[Dataset records on visual material]
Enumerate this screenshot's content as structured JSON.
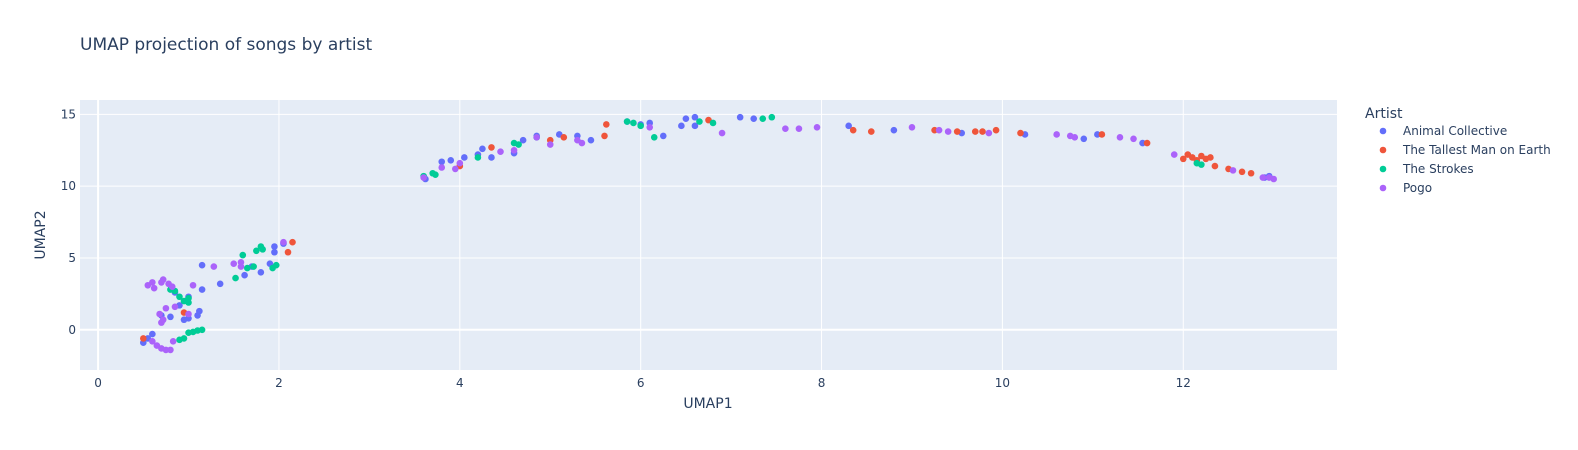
{
  "colors": {
    "plot_bg": "#e5ecf6",
    "grid": "#ffffff",
    "text": "#2a3f5f"
  },
  "chart_data": {
    "type": "scatter",
    "title": "UMAP projection of songs by artist",
    "xlabel": "UMAP1",
    "ylabel": "UMAP2",
    "xlim": [
      -0.2,
      13.7
    ],
    "ylim": [
      -2.8,
      16.0
    ],
    "xticks": [
      0,
      2,
      4,
      6,
      8,
      10,
      12
    ],
    "yticks": [
      0,
      5,
      10,
      15
    ],
    "legend": {
      "title": "Artist",
      "position": "right"
    },
    "series": [
      {
        "name": "Animal Collective",
        "color": "#636efa",
        "points": [
          [
            0.5,
            -0.9
          ],
          [
            0.55,
            -0.6
          ],
          [
            0.6,
            -0.3
          ],
          [
            0.7,
            1.0
          ],
          [
            0.8,
            0.9
          ],
          [
            0.95,
            0.7
          ],
          [
            1.0,
            0.8
          ],
          [
            1.1,
            1.0
          ],
          [
            1.12,
            1.3
          ],
          [
            0.9,
            1.7
          ],
          [
            1.0,
            2.3
          ],
          [
            0.85,
            2.6
          ],
          [
            1.15,
            2.8
          ],
          [
            1.15,
            4.5
          ],
          [
            1.35,
            3.2
          ],
          [
            1.62,
            3.8
          ],
          [
            1.7,
            4.4
          ],
          [
            1.8,
            4.0
          ],
          [
            1.9,
            4.6
          ],
          [
            1.95,
            5.4
          ],
          [
            1.95,
            5.8
          ],
          [
            2.05,
            6.0
          ],
          [
            3.62,
            10.5
          ],
          [
            3.8,
            11.7
          ],
          [
            3.9,
            11.8
          ],
          [
            4.05,
            12.0
          ],
          [
            4.2,
            12.2
          ],
          [
            4.25,
            12.6
          ],
          [
            4.35,
            12.0
          ],
          [
            4.6,
            12.3
          ],
          [
            4.7,
            13.2
          ],
          [
            4.85,
            13.5
          ],
          [
            5.1,
            13.6
          ],
          [
            5.3,
            13.5
          ],
          [
            5.45,
            13.2
          ],
          [
            5.85,
            14.5
          ],
          [
            6.0,
            14.3
          ],
          [
            6.1,
            14.4
          ],
          [
            6.25,
            13.5
          ],
          [
            6.45,
            14.2
          ],
          [
            6.5,
            14.7
          ],
          [
            6.6,
            14.8
          ],
          [
            6.6,
            14.2
          ],
          [
            7.1,
            14.8
          ],
          [
            7.25,
            14.7
          ],
          [
            8.3,
            14.2
          ],
          [
            8.8,
            13.9
          ],
          [
            9.55,
            13.7
          ],
          [
            10.25,
            13.6
          ],
          [
            10.9,
            13.3
          ],
          [
            11.05,
            13.6
          ],
          [
            11.55,
            13.0
          ],
          [
            12.9,
            10.6
          ],
          [
            12.95,
            10.7
          ]
        ]
      },
      {
        "name": "The Tallest Man on Earth",
        "color": "#ef553b",
        "points": [
          [
            0.5,
            -0.6
          ],
          [
            0.95,
            1.2
          ],
          [
            2.1,
            5.4
          ],
          [
            2.15,
            6.1
          ],
          [
            4.0,
            11.4
          ],
          [
            4.35,
            12.7
          ],
          [
            5.0,
            13.2
          ],
          [
            5.15,
            13.4
          ],
          [
            5.6,
            13.5
          ],
          [
            5.62,
            14.3
          ],
          [
            6.75,
            14.6
          ],
          [
            8.35,
            13.9
          ],
          [
            8.55,
            13.8
          ],
          [
            9.25,
            13.9
          ],
          [
            9.5,
            13.8
          ],
          [
            9.7,
            13.8
          ],
          [
            9.78,
            13.8
          ],
          [
            9.93,
            13.9
          ],
          [
            10.2,
            13.7
          ],
          [
            11.1,
            13.6
          ],
          [
            11.6,
            13.0
          ],
          [
            12.0,
            11.9
          ],
          [
            12.05,
            12.2
          ],
          [
            12.1,
            12.0
          ],
          [
            12.15,
            11.8
          ],
          [
            12.2,
            12.1
          ],
          [
            12.25,
            11.9
          ],
          [
            12.3,
            12.0
          ],
          [
            12.35,
            11.4
          ],
          [
            12.5,
            11.2
          ],
          [
            12.65,
            11.0
          ],
          [
            12.75,
            10.9
          ]
        ]
      },
      {
        "name": "The Strokes",
        "color": "#00cc96",
        "points": [
          [
            0.8,
            2.8
          ],
          [
            0.85,
            2.7
          ],
          [
            0.9,
            2.3
          ],
          [
            0.95,
            2.0
          ],
          [
            1.0,
            2.2
          ],
          [
            1.0,
            1.9
          ],
          [
            0.9,
            -0.7
          ],
          [
            0.95,
            -0.6
          ],
          [
            1.0,
            -0.2
          ],
          [
            1.05,
            -0.15
          ],
          [
            1.1,
            -0.05
          ],
          [
            1.15,
            0.0
          ],
          [
            1.52,
            3.6
          ],
          [
            1.6,
            5.2
          ],
          [
            1.65,
            4.3
          ],
          [
            1.72,
            4.4
          ],
          [
            1.75,
            5.5
          ],
          [
            1.8,
            5.8
          ],
          [
            1.82,
            5.6
          ],
          [
            1.93,
            4.3
          ],
          [
            1.97,
            4.5
          ],
          [
            3.6,
            10.7
          ],
          [
            3.7,
            10.9
          ],
          [
            3.73,
            10.8
          ],
          [
            4.2,
            12.0
          ],
          [
            4.6,
            13.0
          ],
          [
            4.65,
            12.9
          ],
          [
            4.85,
            13.4
          ],
          [
            5.85,
            14.5
          ],
          [
            5.92,
            14.4
          ],
          [
            6.0,
            14.2
          ],
          [
            6.15,
            13.4
          ],
          [
            6.65,
            14.5
          ],
          [
            6.8,
            14.4
          ],
          [
            7.35,
            14.7
          ],
          [
            7.45,
            14.8
          ],
          [
            12.15,
            11.6
          ],
          [
            12.2,
            11.5
          ]
        ]
      },
      {
        "name": "Pogo",
        "color": "#ab63fa",
        "points": [
          [
            0.55,
            3.1
          ],
          [
            0.6,
            3.3
          ],
          [
            0.62,
            2.9
          ],
          [
            0.7,
            3.3
          ],
          [
            0.72,
            3.5
          ],
          [
            0.78,
            3.2
          ],
          [
            0.82,
            3.0
          ],
          [
            0.7,
            0.5
          ],
          [
            0.72,
            0.7
          ],
          [
            0.68,
            1.1
          ],
          [
            0.75,
            1.5
          ],
          [
            0.85,
            1.6
          ],
          [
            1.0,
            1.1
          ],
          [
            1.05,
            3.1
          ],
          [
            0.6,
            -0.8
          ],
          [
            0.65,
            -1.1
          ],
          [
            0.7,
            -1.3
          ],
          [
            0.75,
            -1.4
          ],
          [
            0.8,
            -1.4
          ],
          [
            0.83,
            -0.8
          ],
          [
            1.28,
            4.4
          ],
          [
            1.5,
            4.6
          ],
          [
            1.58,
            4.4
          ],
          [
            1.58,
            4.7
          ],
          [
            2.05,
            6.1
          ],
          [
            3.6,
            10.6
          ],
          [
            3.8,
            11.3
          ],
          [
            3.95,
            11.2
          ],
          [
            4.0,
            11.6
          ],
          [
            4.45,
            12.4
          ],
          [
            4.6,
            12.5
          ],
          [
            4.85,
            13.4
          ],
          [
            5.0,
            12.9
          ],
          [
            5.3,
            13.2
          ],
          [
            5.35,
            13.0
          ],
          [
            6.1,
            14.1
          ],
          [
            6.9,
            13.7
          ],
          [
            7.6,
            14.0
          ],
          [
            7.75,
            14.0
          ],
          [
            7.95,
            14.1
          ],
          [
            9.0,
            14.1
          ],
          [
            9.3,
            13.9
          ],
          [
            9.4,
            13.8
          ],
          [
            9.85,
            13.7
          ],
          [
            10.6,
            13.6
          ],
          [
            10.75,
            13.5
          ],
          [
            10.8,
            13.4
          ],
          [
            11.3,
            13.4
          ],
          [
            11.45,
            13.3
          ],
          [
            11.9,
            12.2
          ],
          [
            12.55,
            11.1
          ],
          [
            12.88,
            10.6
          ],
          [
            12.95,
            10.6
          ],
          [
            13.0,
            10.5
          ]
        ]
      }
    ]
  }
}
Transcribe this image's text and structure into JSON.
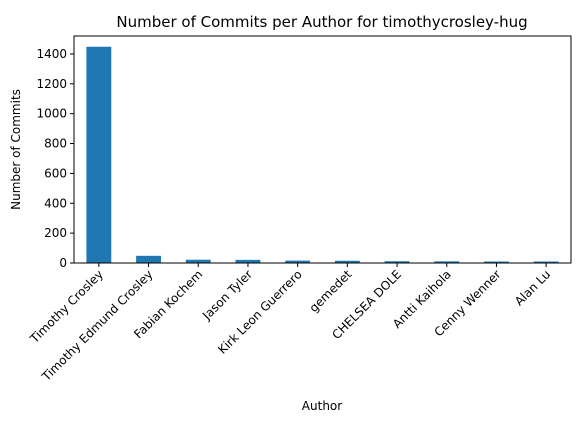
{
  "chart_data": {
    "type": "bar",
    "title": "Number of Commits per Author for timothycrosley-hug",
    "xlabel": "Author",
    "ylabel": "Number of Commits",
    "categories": [
      "Timothy Crosley",
      "Timothy Edmund Crosley",
      "Fabian Kochem",
      "Jason Tyler",
      "Kirk Leon Guerrero",
      "gemedet",
      "CHELSEA DOLE",
      "Antti Kaihola",
      "Cenny Wenner",
      "Alan Lu"
    ],
    "values": [
      1448,
      48,
      22,
      21,
      16,
      15,
      12,
      11,
      10,
      10
    ],
    "ylim": [
      0,
      1520
    ],
    "yticks": [
      0,
      200,
      400,
      600,
      800,
      1000,
      1200,
      1400
    ],
    "bar_color": "#1f77b4",
    "grid": false,
    "legend": "none"
  }
}
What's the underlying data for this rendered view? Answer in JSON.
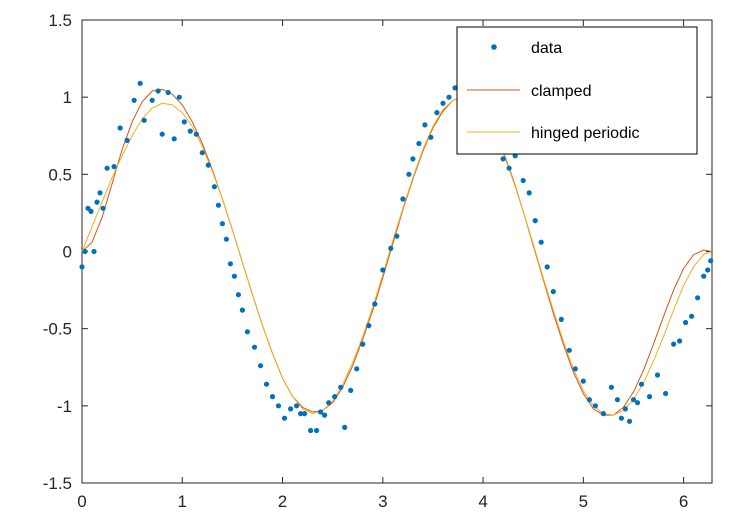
{
  "chart_data": {
    "type": "line",
    "title": "",
    "xlabel": "",
    "ylabel": "",
    "xlim": [
      0,
      6.2832
    ],
    "ylim": [
      -1.5,
      1.5
    ],
    "x_ticks": [
      "0",
      "1",
      "2",
      "3",
      "4",
      "5",
      "6"
    ],
    "y_ticks": [
      "-1.5",
      "-1",
      "-0.5",
      "0",
      "0.5",
      "1",
      "1.5"
    ],
    "grid": false,
    "legend": "top-right",
    "colors": {
      "data": "#0072bd",
      "clamped": "#d95319",
      "hinged": "#edb120",
      "axis": "#262626"
    },
    "series": [
      {
        "name": "data",
        "style": "markers",
        "x": [
          0.0,
          0.03,
          0.06,
          0.09,
          0.12,
          0.15,
          0.18,
          0.21,
          0.25,
          0.32,
          0.38,
          0.45,
          0.52,
          0.58,
          0.62,
          0.7,
          0.76,
          0.8,
          0.86,
          0.92,
          0.97,
          1.02,
          1.08,
          1.14,
          1.2,
          1.26,
          1.32,
          1.36,
          1.4,
          1.44,
          1.48,
          1.52,
          1.56,
          1.6,
          1.65,
          1.72,
          1.78,
          1.84,
          1.9,
          1.96,
          2.02,
          2.08,
          2.14,
          2.18,
          2.22,
          2.28,
          2.34,
          2.38,
          2.42,
          2.46,
          2.52,
          2.58,
          2.62,
          2.68,
          2.74,
          2.8,
          2.86,
          2.92,
          3.0,
          3.08,
          3.14,
          3.2,
          3.26,
          3.3,
          3.36,
          3.42,
          3.48,
          3.54,
          3.6,
          3.66,
          3.72,
          3.78,
          3.84,
          3.88,
          3.92,
          3.96,
          4.02,
          4.08,
          4.14,
          4.2,
          4.26,
          4.32,
          4.4,
          4.46,
          4.52,
          4.58,
          4.64,
          4.7,
          4.78,
          4.86,
          4.92,
          5.0,
          5.06,
          5.12,
          5.2,
          5.28,
          5.34,
          5.38,
          5.42,
          5.46,
          5.5,
          5.54,
          5.58,
          5.66,
          5.74,
          5.82,
          5.9,
          5.96,
          6.02,
          6.08,
          6.14,
          6.2,
          6.24,
          6.27
        ],
        "y": [
          -0.1,
          0.0,
          0.28,
          0.26,
          0.0,
          0.32,
          0.38,
          0.28,
          0.54,
          0.55,
          0.8,
          0.72,
          0.98,
          1.09,
          0.85,
          0.98,
          1.04,
          0.76,
          1.03,
          0.73,
          1.0,
          0.84,
          0.78,
          0.76,
          0.64,
          0.56,
          0.42,
          0.3,
          0.18,
          0.08,
          -0.08,
          -0.16,
          -0.28,
          -0.38,
          -0.52,
          -0.62,
          -0.74,
          -0.86,
          -0.94,
          -1.0,
          -1.08,
          -1.02,
          -1.0,
          -1.05,
          -1.05,
          -1.16,
          -1.16,
          -1.04,
          -1.06,
          -0.98,
          -0.94,
          -0.88,
          -1.14,
          -0.9,
          -0.76,
          -0.6,
          -0.48,
          -0.34,
          -0.12,
          0.02,
          0.1,
          0.34,
          0.5,
          0.6,
          0.7,
          0.82,
          0.74,
          0.9,
          0.96,
          1.0,
          1.06,
          1.1,
          1.06,
          1.04,
          0.96,
          0.92,
          0.94,
          0.82,
          0.86,
          0.6,
          0.54,
          0.62,
          0.46,
          0.38,
          0.2,
          0.06,
          -0.1,
          -0.26,
          -0.44,
          -0.64,
          -0.76,
          -0.84,
          -0.96,
          -1.0,
          -1.05,
          -0.88,
          -0.96,
          -1.08,
          -1.02,
          -1.1,
          -0.96,
          -0.98,
          -0.86,
          -0.94,
          -0.8,
          -0.92,
          -0.6,
          -0.58,
          -0.46,
          -0.42,
          -0.3,
          -0.16,
          -0.12,
          -0.06
        ]
      },
      {
        "name": "clamped",
        "style": "line",
        "x": [
          0.0,
          0.1,
          0.2,
          0.3,
          0.4,
          0.5,
          0.6,
          0.7,
          0.8,
          0.9,
          1.0,
          1.1,
          1.2,
          1.3,
          1.4,
          1.5,
          1.6,
          1.7,
          1.8,
          1.9,
          2.0,
          2.1,
          2.2,
          2.3,
          2.4,
          2.5,
          2.6,
          2.7,
          2.8,
          2.9,
          3.0,
          3.1,
          3.2,
          3.3,
          3.4,
          3.5,
          3.6,
          3.7,
          3.8,
          3.9,
          4.0,
          4.1,
          4.2,
          4.3,
          4.4,
          4.5,
          4.6,
          4.7,
          4.8,
          4.9,
          5.0,
          5.1,
          5.2,
          5.3,
          5.4,
          5.5,
          5.6,
          5.7,
          5.8,
          5.9,
          6.0,
          6.1,
          6.2,
          6.28
        ],
        "y": [
          0.0,
          0.06,
          0.22,
          0.44,
          0.66,
          0.84,
          0.97,
          1.04,
          1.05,
          1.02,
          0.95,
          0.84,
          0.7,
          0.53,
          0.34,
          0.14,
          -0.07,
          -0.28,
          -0.48,
          -0.66,
          -0.82,
          -0.94,
          -1.01,
          -1.04,
          -1.03,
          -0.98,
          -0.88,
          -0.74,
          -0.57,
          -0.38,
          -0.17,
          0.05,
          0.27,
          0.47,
          0.65,
          0.8,
          0.91,
          0.98,
          1.0,
          0.98,
          0.91,
          0.8,
          0.65,
          0.47,
          0.26,
          0.04,
          -0.18,
          -0.4,
          -0.6,
          -0.78,
          -0.92,
          -1.02,
          -1.06,
          -1.06,
          -1.01,
          -0.91,
          -0.77,
          -0.6,
          -0.42,
          -0.25,
          -0.11,
          -0.02,
          0.01,
          0.0
        ]
      },
      {
        "name": "hinged periodic",
        "style": "line",
        "x": [
          0.0,
          0.1,
          0.2,
          0.3,
          0.4,
          0.5,
          0.6,
          0.7,
          0.8,
          0.9,
          1.0,
          1.1,
          1.2,
          1.3,
          1.4,
          1.5,
          1.6,
          1.7,
          1.8,
          1.9,
          2.0,
          2.1,
          2.2,
          2.3,
          2.4,
          2.5,
          2.6,
          2.7,
          2.8,
          2.9,
          3.0,
          3.1,
          3.2,
          3.3,
          3.4,
          3.5,
          3.6,
          3.7,
          3.8,
          3.9,
          4.0,
          4.1,
          4.2,
          4.3,
          4.4,
          4.5,
          4.6,
          4.7,
          4.8,
          4.9,
          5.0,
          5.1,
          5.2,
          5.3,
          5.4,
          5.5,
          5.6,
          5.7,
          5.8,
          5.9,
          6.0,
          6.1,
          6.2,
          6.28
        ],
        "y": [
          0.0,
          0.16,
          0.32,
          0.48,
          0.62,
          0.75,
          0.86,
          0.93,
          0.96,
          0.95,
          0.9,
          0.81,
          0.68,
          0.52,
          0.34,
          0.14,
          -0.07,
          -0.28,
          -0.48,
          -0.66,
          -0.82,
          -0.94,
          -1.02,
          -1.05,
          -1.03,
          -0.97,
          -0.86,
          -0.72,
          -0.55,
          -0.36,
          -0.15,
          0.07,
          0.28,
          0.48,
          0.66,
          0.81,
          0.92,
          0.98,
          1.0,
          0.97,
          0.9,
          0.79,
          0.64,
          0.46,
          0.26,
          0.05,
          -0.17,
          -0.38,
          -0.58,
          -0.76,
          -0.9,
          -1.0,
          -1.05,
          -1.06,
          -1.03,
          -0.96,
          -0.85,
          -0.71,
          -0.55,
          -0.38,
          -0.22,
          -0.1,
          -0.02,
          0.0
        ]
      }
    ]
  }
}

[Problem description] Search the records above for the string "Number". Copy every line that contains it.

[Output for this task]
    "title": "Number of Commits per Author for timothycrosley-hug",
    "ylabel": "Number of Commits",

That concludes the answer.